» Exercise: Each entry that follows is to be retyped exactly. Pictures do not belong in the copy.

===

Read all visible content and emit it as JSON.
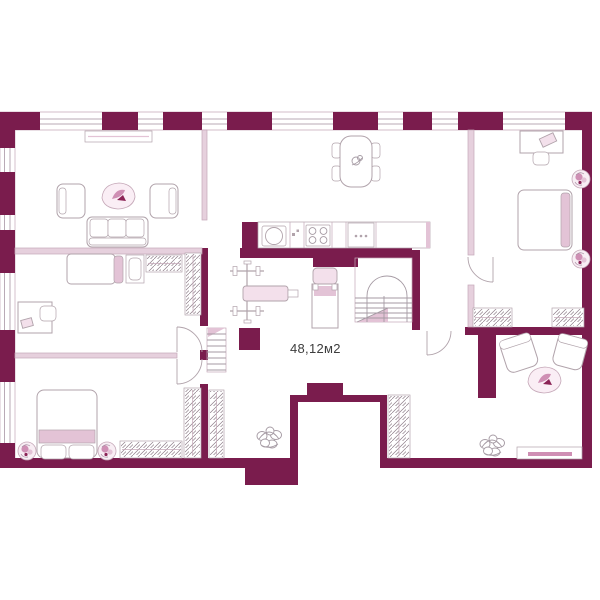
{
  "plan": {
    "area_label": "48,12м2"
  },
  "colors": {
    "wall": "#7a1c4d",
    "wall_edge": "#5e1038",
    "partition": "#e6d0dd",
    "partition_edge": "#c5a8b8",
    "window_line": "#b9aab6",
    "furniture_stroke": "#b1a3ab",
    "furniture_fill": "#ffffff",
    "pink_soft": "#f3e0eb",
    "pink_mid": "#e3c3d6",
    "pink_strong": "#cf8fb4",
    "accent_dark": "#8b2456",
    "sketch": "#a59aa3",
    "rug_fill": "#faeef5",
    "text": "#3d3d3d",
    "background": "#ffffff"
  }
}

===

» Worked answer:
Read all visible content and emit it as JSON.
{
  "plan": {
    "area_label": "48,12м2"
  },
  "colors": {
    "wall": "#7a1c4d",
    "wall_edge": "#5e1038",
    "partition": "#e6d0dd",
    "partition_edge": "#c5a8b8",
    "window_line": "#b9aab6",
    "furniture_stroke": "#b1a3ab",
    "furniture_fill": "#ffffff",
    "pink_soft": "#f3e0eb",
    "pink_mid": "#e3c3d6",
    "pink_strong": "#cf8fb4",
    "accent_dark": "#8b2456",
    "sketch": "#a59aa3",
    "rug_fill": "#faeef5",
    "text": "#3d3d3d",
    "background": "#ffffff"
  }
}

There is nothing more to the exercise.